--- Start of INPUT ROWS ---

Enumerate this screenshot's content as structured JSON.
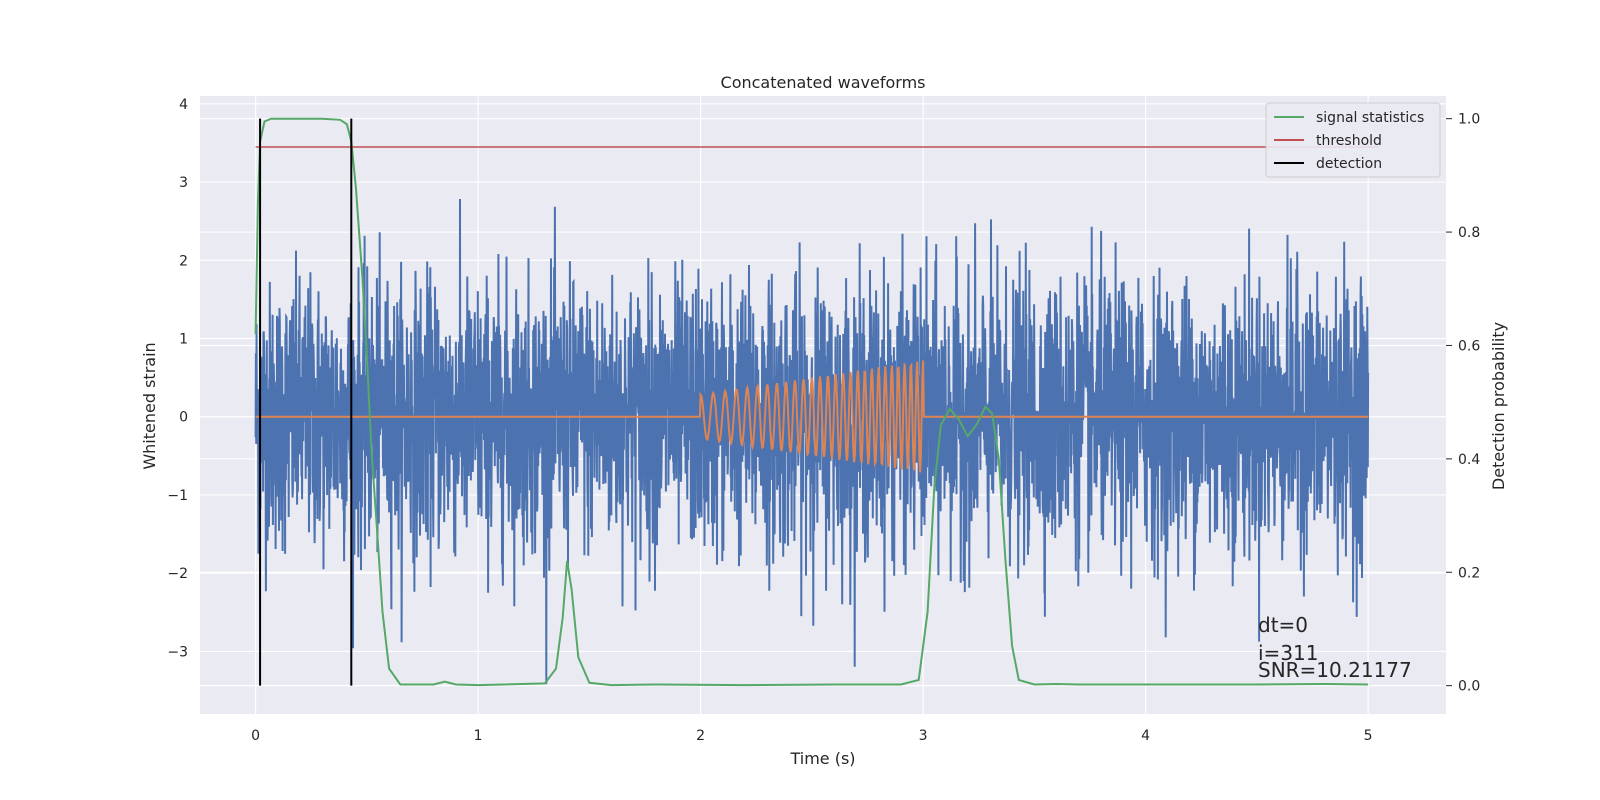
{
  "chart_data": {
    "type": "line",
    "title": "Concatenated waveforms",
    "xlabel": "Time (s)",
    "ylabel": "Whitened strain",
    "ylabel_right": "Detection probability",
    "xlim": [
      -0.25,
      5.35
    ],
    "ylim": [
      -3.8,
      4.1
    ],
    "ylim_right": [
      -0.05,
      1.04
    ],
    "xticks": [
      0,
      1,
      2,
      3,
      4,
      5
    ],
    "xtick_labels": [
      "0",
      "1",
      "2",
      "3",
      "4",
      "5"
    ],
    "yticks": [
      -3,
      -2,
      -1,
      0,
      1,
      2,
      3,
      4
    ],
    "ytick_labels": [
      "−3",
      "−2",
      "−1",
      "0",
      "1",
      "2",
      "3",
      "4"
    ],
    "yticks_right": [
      0.0,
      0.2,
      0.4,
      0.6,
      0.8,
      1.0
    ],
    "ytick_labels_right": [
      "0.0",
      "0.2",
      "0.4",
      "0.6",
      "0.8",
      "1.0"
    ],
    "grid": true,
    "legend_position": "top-right",
    "colors": {
      "strain": "#4c72b0",
      "template": "#dd8452",
      "signal_statistics": "#55a868",
      "threshold": "#c44e52",
      "detection": "#000000",
      "background": "#eaeaf2",
      "grid": "#ffffff"
    },
    "series": [
      {
        "name": "",
        "role": "strain",
        "axis": "left",
        "x_range": [
          0,
          5
        ],
        "typical_amplitude": 0.85,
        "peak_range": [
          -3.5,
          3.7
        ]
      },
      {
        "name": "",
        "role": "template",
        "axis": "left",
        "x_range": [
          0,
          5
        ],
        "chirp_start": 2.0,
        "chirp_end": 3.0,
        "start_amplitude": 0.28,
        "end_amplitude": 0.72
      },
      {
        "name": "signal statistics",
        "role": "signal_statistics",
        "axis": "right",
        "x": [
          0,
          0.01,
          0.02,
          0.04,
          0.07,
          0.1,
          0.2,
          0.3,
          0.38,
          0.41,
          0.43,
          0.45,
          0.48,
          0.5,
          0.52,
          0.55,
          0.57,
          0.6,
          0.65,
          0.8,
          0.85,
          0.9,
          1.0,
          1.3,
          1.35,
          1.38,
          1.4,
          1.42,
          1.45,
          1.5,
          1.6,
          1.8,
          2.2,
          2.6,
          2.9,
          2.98,
          3.02,
          3.05,
          3.08,
          3.12,
          3.16,
          3.2,
          3.24,
          3.28,
          3.31,
          3.34,
          3.37,
          3.4,
          3.43,
          3.5,
          3.6,
          3.7,
          3.8,
          4.5,
          4.8,
          5.0
        ],
        "y": [
          0.62,
          0.85,
          0.96,
          0.995,
          1.0,
          1.0,
          1.0,
          1.0,
          0.998,
          0.99,
          0.96,
          0.88,
          0.72,
          0.58,
          0.42,
          0.25,
          0.13,
          0.03,
          0.002,
          0.002,
          0.007,
          0.002,
          0.001,
          0.004,
          0.03,
          0.12,
          0.22,
          0.17,
          0.05,
          0.005,
          0.001,
          0.002,
          0.001,
          0.002,
          0.002,
          0.01,
          0.13,
          0.35,
          0.46,
          0.488,
          0.47,
          0.44,
          0.46,
          0.492,
          0.48,
          0.4,
          0.22,
          0.07,
          0.01,
          0.002,
          0.003,
          0.002,
          0.002,
          0.002,
          0.003,
          0.002
        ]
      },
      {
        "name": "threshold",
        "role": "threshold",
        "axis": "right",
        "x": [
          0,
          5.05
        ],
        "y": [
          0.95,
          0.95
        ]
      },
      {
        "name": "detection",
        "role": "detection",
        "axis": "right",
        "vlines_x": [
          0.02,
          0.43
        ],
        "vline_ymin": 0.0,
        "vline_ymax": 1.0
      }
    ],
    "annotations": [
      "dt=0",
      "i=311",
      "SNR=10.21177"
    ]
  }
}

--- End of INPUT ROWS ---

BRIEF = For each line of the listing that holds the word "threshold", show that line.

RESULT OF THE TASK =
      "threshold": "#c44e52",
        "name": "threshold",
        "role": "threshold",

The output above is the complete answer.